• _SET PROBLEM_
Nothing in the data should change when you return it, but leave the pictures out.

-- Start DATASET ROWS --

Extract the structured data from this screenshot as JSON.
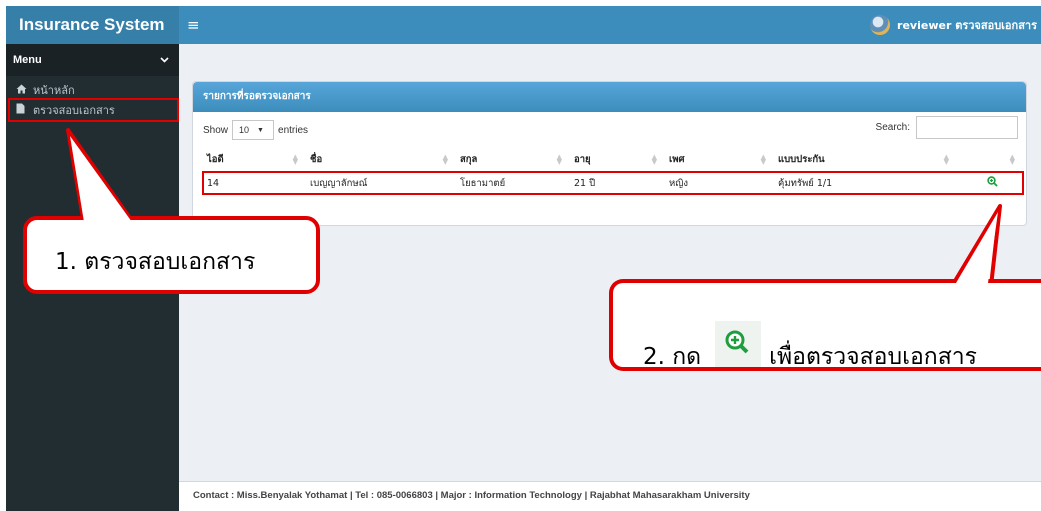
{
  "topbar": {
    "brand": "Insurance System",
    "menu_toggle": "≡",
    "user_label": "reviewer ตรวจสอบเอกสาร"
  },
  "sidebar": {
    "menu_label": "Menu",
    "items": [
      {
        "label": "หน้าหลัก",
        "icon": "home-icon"
      },
      {
        "label": "ตรวจสอบเอกสาร",
        "icon": "file-icon"
      }
    ]
  },
  "panel": {
    "title": "รายการที่รอตรวจเอกสาร",
    "show_label": "Show",
    "entries_value": "10",
    "entries_label": "entries",
    "search_label": "Search:",
    "search_value": "",
    "columns": [
      "ไอดี",
      "ชื่อ",
      "สกุล",
      "อายุ",
      "เพศ",
      "แบบประกัน",
      ""
    ],
    "rows": [
      {
        "id": "14",
        "first_name": "เบญญาลักษณ์",
        "last_name": "โยธามาตย์",
        "age": "21 ปี",
        "gender": "หญิง",
        "plan": "คุ้มทรัพย์ 1/1",
        "action_icon": "zoom-in-icon"
      }
    ]
  },
  "annotations": {
    "step1": "1. ตรวจสอบเอกสาร",
    "step2_prefix": "2. กด",
    "step2_suffix": "เพื่อตรวจสอบเอกสาร",
    "color": "#e00000"
  },
  "footer": {
    "text": "Contact : Miss.Benyalak Yothamat | Tel : 085-0066803 | Major : Information Technology | Rajabhat Mahasarakham University"
  },
  "colors": {
    "topbar": "#3c8dbc",
    "logo_bg": "#367fa9",
    "sidebar": "#222d32",
    "content_bg": "#ecf0f5",
    "zoom_icon": "#1e9e3e"
  }
}
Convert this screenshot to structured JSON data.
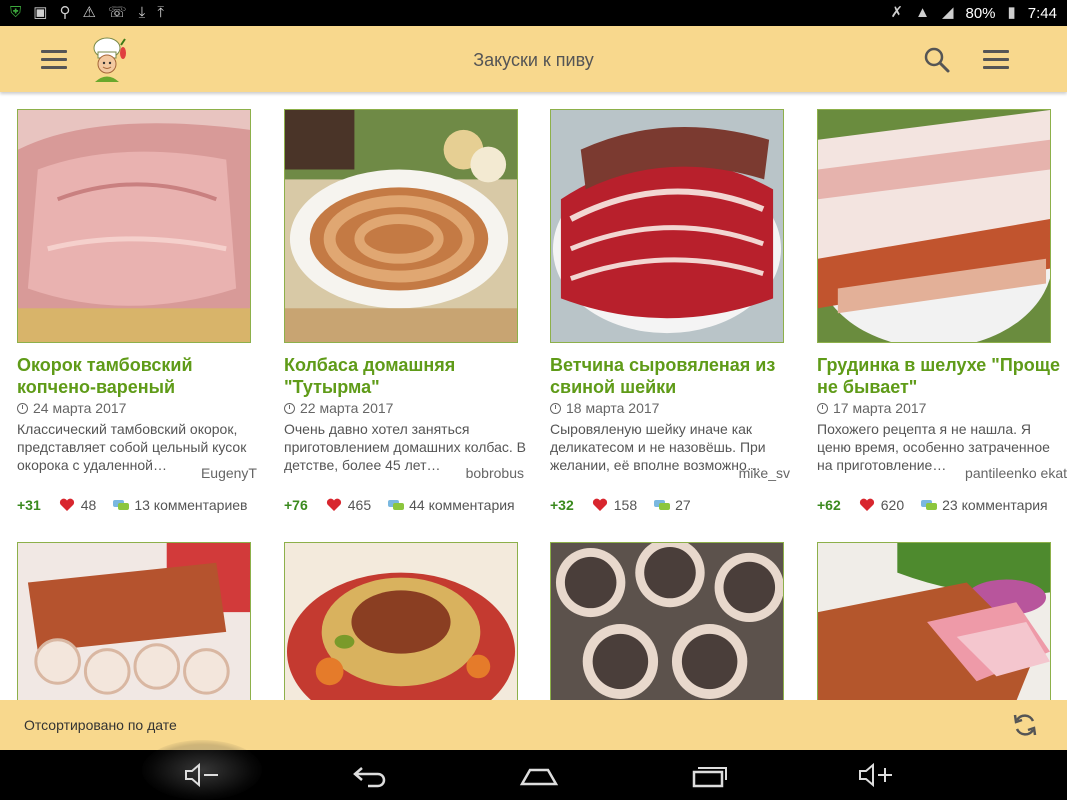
{
  "status_bar": {
    "battery": "80%",
    "time": "7:44"
  },
  "app_bar": {
    "title": "Закуски к пиву"
  },
  "recipes": [
    {
      "title": "Окорок тамбовский копчено-вареный",
      "date": "24 марта 2017",
      "description": "Классический тамбовский окорок, представляет собой цельный кусок окорока с удаленной…",
      "author": "EugenyT",
      "rating": "+31",
      "likes": "48",
      "comments": "13 комментариев"
    },
    {
      "title": "Колбаса домашняя \"Тутырма\"",
      "date": "22 марта 2017",
      "description": "Очень давно хотел заняться приготовлением домашних колбас. В детстве, более 45 лет…",
      "author": "bobrobus",
      "rating": "+76",
      "likes": "465",
      "comments": "44 комментария"
    },
    {
      "title": "Ветчина сыровяленая из свиной шейки",
      "date": "18 марта 2017",
      "description": "Сыровяленую шейку иначе как деликатесом и не назовёшь. При желании, её вполне возможно…",
      "author": "mike_sv",
      "rating": "+32",
      "likes": "158",
      "comments": "27"
    },
    {
      "title": "Грудинка в шелухе \"Проще не бывает\"",
      "date": "17 марта 2017",
      "description": "Похожего рецепта я не нашла. Я ценю время, особенно затраченное на приготовление…",
      "author": "pantileenko ekat",
      "rating": "+62",
      "likes": "620",
      "comments": "23 комментария"
    }
  ],
  "sort_bar": {
    "label": "Отсортировано по дате"
  },
  "colors": {
    "app_bar": "#f8d88d",
    "title_green": "#5f9b18",
    "rating_green": "#3b8a1e",
    "heart_red": "#d8262e"
  }
}
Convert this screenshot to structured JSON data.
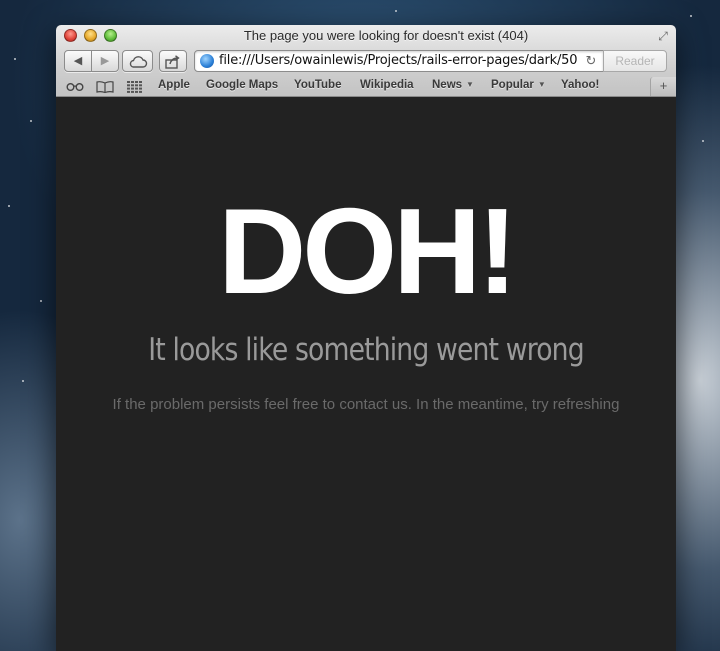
{
  "window": {
    "title": "The page you were looking for doesn't exist (404)"
  },
  "toolbar": {
    "back_icon": "◀",
    "forward_icon": "▶",
    "icloud_icon": "cloud-icon",
    "share_icon": "share-icon",
    "url": "file:///Users/owainlewis/Projects/rails-error-pages/dark/50",
    "reload_icon": "↻",
    "reader_label": "Reader"
  },
  "bookmarks": {
    "items": [
      {
        "label": "Apple"
      },
      {
        "label": "Google Maps"
      },
      {
        "label": "YouTube"
      },
      {
        "label": "Wikipedia"
      },
      {
        "label": "News",
        "dropdown": true
      },
      {
        "label": "Popular",
        "dropdown": true
      },
      {
        "label": "Yahoo!"
      }
    ],
    "new_tab_icon": "+"
  },
  "page": {
    "headline": "DOH!",
    "subheading": "It looks like something went wrong",
    "body": "If the problem persists feel free to contact us. In the meantime, try refreshing",
    "colors": {
      "background": "#222222",
      "headline": "#ffffff",
      "subheading": "#9a9a9a",
      "body": "#6a6a6a"
    }
  }
}
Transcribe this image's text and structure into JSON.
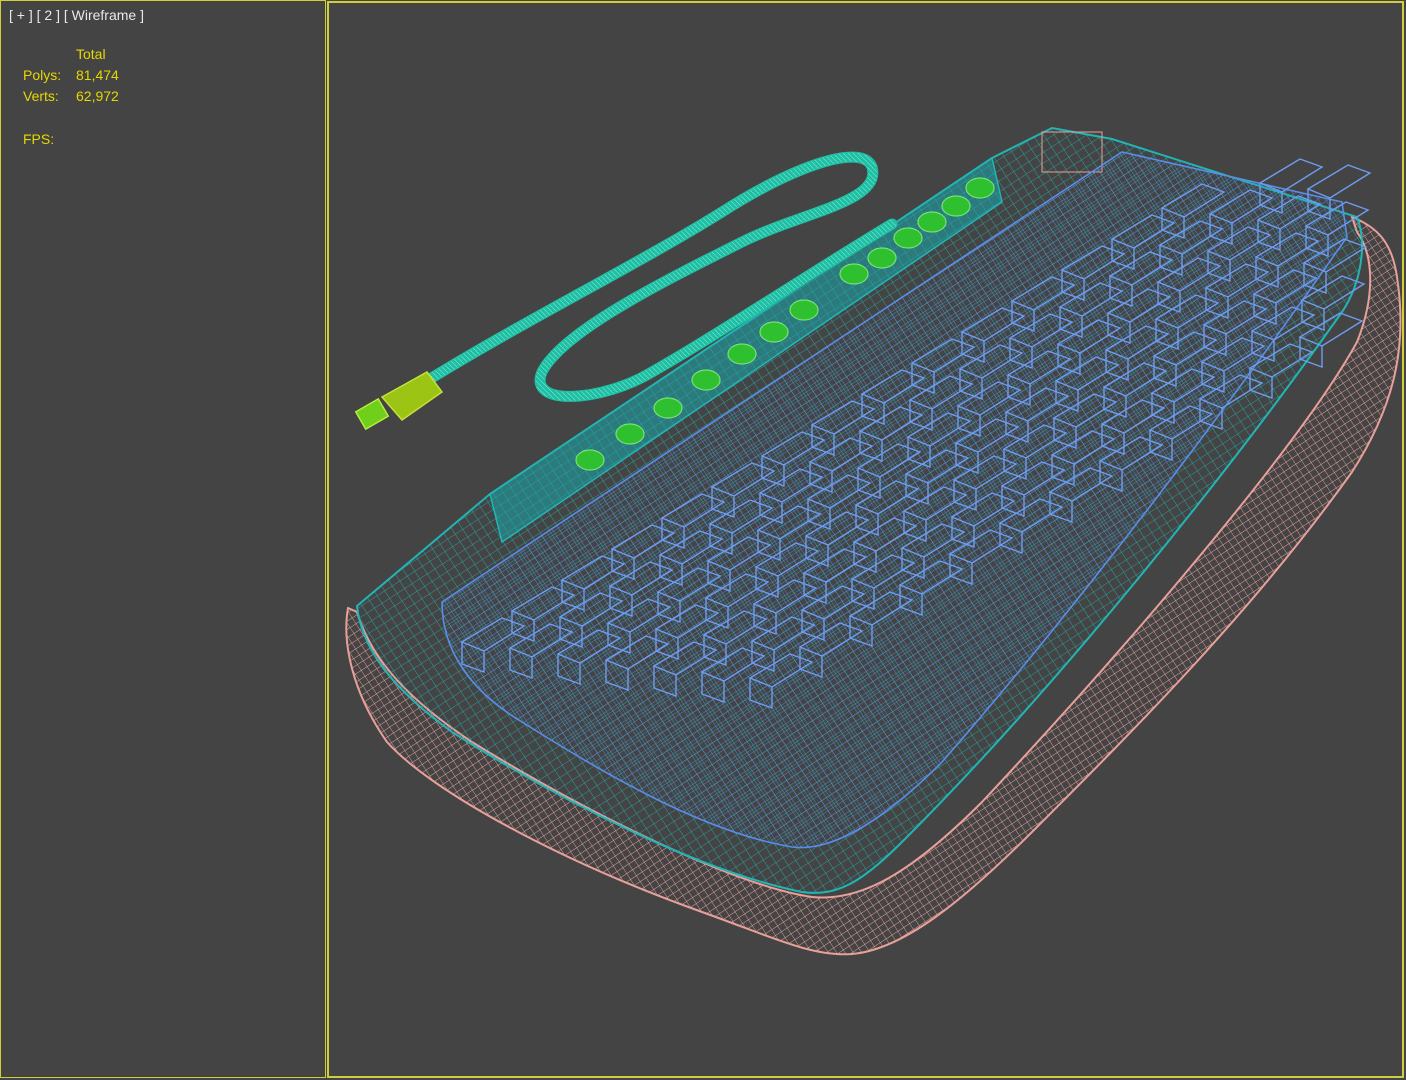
{
  "viewport": {
    "label": "[ + ] [ 2 ] [ Wireframe ]",
    "border_color": "#cfcf3c",
    "background": "#444444"
  },
  "stats": {
    "header": "Total",
    "polys_label": "Polys:",
    "polys_value": "81,474",
    "verts_label": "Verts:",
    "verts_value": "62,972",
    "fps_label": "FPS:"
  },
  "model": {
    "colors": {
      "base_shell": "#e8a09a",
      "frame": "#22b5b5",
      "keys": "#5a8de8",
      "cable": "#1fbfa3",
      "connector": "#9cc414",
      "leds": "#2fc02f"
    }
  }
}
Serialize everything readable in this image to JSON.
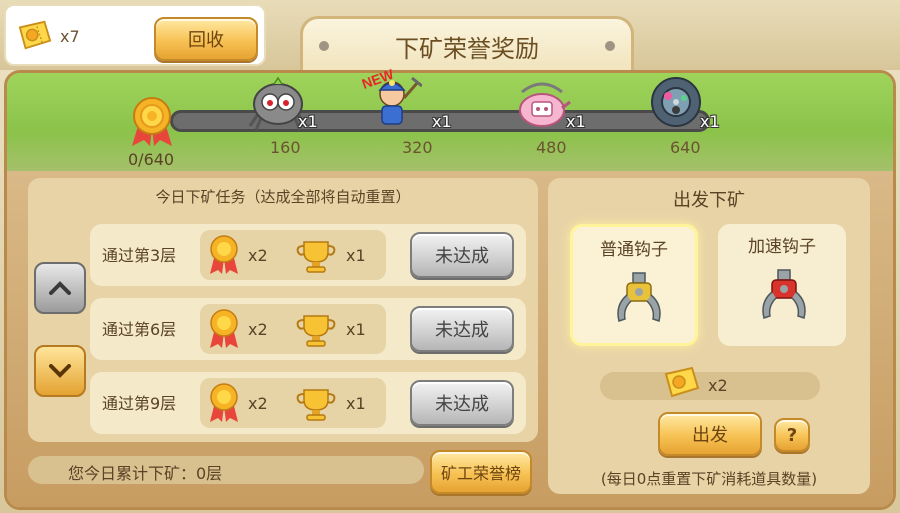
{
  "top": {
    "ticket_count": "x7",
    "recycle_label": "回收"
  },
  "title": "下矿荣誉奖励",
  "progress": {
    "current_text": "0/640",
    "value": 0,
    "max": 640,
    "rewards": [
      {
        "icon": "spider-robot-icon",
        "qty": "x1",
        "milestone": "160",
        "new": false
      },
      {
        "icon": "miner-character-icon",
        "qty": "x1",
        "milestone": "320",
        "new": true,
        "new_label": "NEW"
      },
      {
        "icon": "pink-teapot-icon",
        "qty": "x1",
        "milestone": "480",
        "new": false
      },
      {
        "icon": "gear-ball-icon",
        "qty": "x1",
        "milestone": "640",
        "new": false
      }
    ]
  },
  "tasks": {
    "title": "今日下矿任务（达成全部将自动重置）",
    "items": [
      {
        "name": "通过第3层",
        "medal_qty": "x2",
        "cup_qty": "x1",
        "status_label": "未达成"
      },
      {
        "name": "通过第6层",
        "medal_qty": "x2",
        "cup_qty": "x1",
        "status_label": "未达成"
      },
      {
        "name": "通过第9层",
        "medal_qty": "x2",
        "cup_qty": "x1",
        "status_label": "未达成"
      }
    ],
    "total_text": "您今日累计下矿：0层",
    "rank_label": "矿工荣誉榜"
  },
  "depart": {
    "title": "出发下矿",
    "hooks": [
      {
        "label": "普通钩子",
        "selected": true,
        "color": "#e9c23c"
      },
      {
        "label": "加速钩子",
        "selected": false,
        "color": "#d9342b"
      }
    ],
    "cost_qty": "x2",
    "go_label": "出发",
    "help_label": "?",
    "note": "(每日0点重置下矿消耗道具数量)"
  },
  "colors": {
    "accent": "#f7c254",
    "green": "#8bc34a",
    "text": "#5a4326"
  }
}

-- End DATASET ROWS --

• _THE ANSWER_
Extract the structured data from this screenshot as JSON.
{
  "topbar": {
    "brand": "Insurance System",
    "menu_toggle": "≡",
    "user_label": "reviewer ตรวจสอบเอกสาร"
  },
  "sidebar": {
    "menu_label": "Menu",
    "items": [
      {
        "label": "หน้าหลัก",
        "icon": "home-icon"
      },
      {
        "label": "ตรวจสอบเอกสาร",
        "icon": "file-icon"
      }
    ]
  },
  "panel": {
    "title": "รายการที่รอตรวจเอกสาร",
    "show_label": "Show",
    "entries_value": "10",
    "entries_label": "entries",
    "search_label": "Search:",
    "search_value": "",
    "columns": [
      "ไอดี",
      "ชื่อ",
      "สกุล",
      "อายุ",
      "เพศ",
      "แบบประกัน",
      ""
    ],
    "rows": [
      {
        "id": "14",
        "first_name": "เบญญาลักษณ์",
        "last_name": "โยธามาตย์",
        "age": "21 ปี",
        "gender": "หญิง",
        "plan": "คุ้มทรัพย์ 1/1",
        "action_icon": "zoom-in-icon"
      }
    ]
  },
  "annotations": {
    "step1": "1. ตรวจสอบเอกสาร",
    "step2_prefix": "2. กด",
    "step2_suffix": "เพื่อตรวจสอบเอกสาร",
    "color": "#e00000"
  },
  "footer": {
    "text": "Contact : Miss.Benyalak Yothamat | Tel : 085-0066803 | Major : Information Technology | Rajabhat Mahasarakham University"
  },
  "colors": {
    "topbar": "#3c8dbc",
    "logo_bg": "#367fa9",
    "sidebar": "#222d32",
    "content_bg": "#ecf0f5",
    "zoom_icon": "#1e9e3e"
  }
}
Convert this screenshot to structured JSON data.
{
  "status_bar": {
    "battery": "80%",
    "time": "7:44"
  },
  "app_bar": {
    "title": "Закуски к пиву"
  },
  "recipes": [
    {
      "title": "Окорок тамбовский копчено-вареный",
      "date": "24 марта 2017",
      "description": "Классический тамбовский окорок, представляет собой цельный кусок окорока с удаленной…",
      "author": "EugenyT",
      "rating": "+31",
      "likes": "48",
      "comments": "13 комментариев"
    },
    {
      "title": "Колбаса домашняя \"Тутырма\"",
      "date": "22 марта 2017",
      "description": "Очень давно хотел заняться приготовлением домашних колбас. В детстве, более 45 лет…",
      "author": "bobrobus",
      "rating": "+76",
      "likes": "465",
      "comments": "44 комментария"
    },
    {
      "title": "Ветчина сыровяленая из свиной шейки",
      "date": "18 марта 2017",
      "description": "Сыровяленую шейку иначе как деликатесом и не назовёшь. При желании, её вполне возможно…",
      "author": "mike_sv",
      "rating": "+32",
      "likes": "158",
      "comments": "27"
    },
    {
      "title": "Грудинка в шелухе \"Проще не бывает\"",
      "date": "17 марта 2017",
      "description": "Похожего рецепта я не нашла. Я ценю время, особенно затраченное на приготовление…",
      "author": "pantileenko ekat",
      "rating": "+62",
      "likes": "620",
      "comments": "23 комментария"
    }
  ],
  "sort_bar": {
    "label": "Отсортировано по дате"
  },
  "colors": {
    "app_bar": "#f8d88d",
    "title_green": "#5f9b18",
    "rating_green": "#3b8a1e",
    "heart_red": "#d8262e"
  }
}
Convert this screenshot to structured JSON data.
{
  "window": {
    "title": "The page you were looking for doesn't exist (404)"
  },
  "toolbar": {
    "back_icon": "◀",
    "forward_icon": "▶",
    "icloud_icon": "cloud-icon",
    "share_icon": "share-icon",
    "url": "file:///Users/owainlewis/Projects/rails-error-pages/dark/50",
    "reload_icon": "↻",
    "reader_label": "Reader"
  },
  "bookmarks": {
    "items": [
      {
        "label": "Apple"
      },
      {
        "label": "Google Maps"
      },
      {
        "label": "YouTube"
      },
      {
        "label": "Wikipedia"
      },
      {
        "label": "News",
        "dropdown": true
      },
      {
        "label": "Popular",
        "dropdown": true
      },
      {
        "label": "Yahoo!"
      }
    ],
    "new_tab_icon": "+"
  },
  "page": {
    "headline": "DOH!",
    "subheading": "It looks like something went wrong",
    "body": "If the problem persists feel free to contact us. In the meantime, try refreshing",
    "colors": {
      "background": "#222222",
      "headline": "#ffffff",
      "subheading": "#9a9a9a",
      "body": "#6a6a6a"
    }
  }
}
Transcribe this image's text and structure into JSON.
{
  "viewport": {
    "label": "[ + ] [ 2 ] [ Wireframe ]",
    "border_color": "#cfcf3c",
    "background": "#444444"
  },
  "stats": {
    "header": "Total",
    "polys_label": "Polys:",
    "polys_value": "81,474",
    "verts_label": "Verts:",
    "verts_value": "62,972",
    "fps_label": "FPS:"
  },
  "model": {
    "colors": {
      "base_shell": "#e8a09a",
      "frame": "#22b5b5",
      "keys": "#5a8de8",
      "cable": "#1fbfa3",
      "connector": "#9cc414",
      "leds": "#2fc02f"
    }
  }
}
Serialize everything readable in this image to JSON.
{
  "top": {
    "ticket_count": "x7",
    "recycle_label": "回收"
  },
  "title": "下矿荣誉奖励",
  "progress": {
    "current_text": "0/640",
    "value": 0,
    "max": 640,
    "rewards": [
      {
        "icon": "spider-robot-icon",
        "qty": "x1",
        "milestone": "160",
        "new": false
      },
      {
        "icon": "miner-character-icon",
        "qty": "x1",
        "milestone": "320",
        "new": true,
        "new_label": "NEW"
      },
      {
        "icon": "pink-teapot-icon",
        "qty": "x1",
        "milestone": "480",
        "new": false
      },
      {
        "icon": "gear-ball-icon",
        "qty": "x1",
        "milestone": "640",
        "new": false
      }
    ]
  },
  "tasks": {
    "title": "今日下矿任务（达成全部将自动重置）",
    "items": [
      {
        "name": "通过第3层",
        "medal_qty": "x2",
        "cup_qty": "x1",
        "status_label": "未达成"
      },
      {
        "name": "通过第6层",
        "medal_qty": "x2",
        "cup_qty": "x1",
        "status_label": "未达成"
      },
      {
        "name": "通过第9层",
        "medal_qty": "x2",
        "cup_qty": "x1",
        "status_label": "未达成"
      }
    ],
    "total_text": "您今日累计下矿：0层",
    "rank_label": "矿工荣誉榜"
  },
  "depart": {
    "title": "出发下矿",
    "hooks": [
      {
        "label": "普通钩子",
        "selected": true,
        "color": "#e9c23c"
      },
      {
        "label": "加速钩子",
        "selected": false,
        "color": "#d9342b"
      }
    ],
    "cost_qty": "x2",
    "go_label": "出发",
    "help_label": "?",
    "note": "(每日0点重置下矿消耗道具数量)"
  },
  "colors": {
    "accent": "#f7c254",
    "green": "#8bc34a",
    "text": "#5a4326"
  }
}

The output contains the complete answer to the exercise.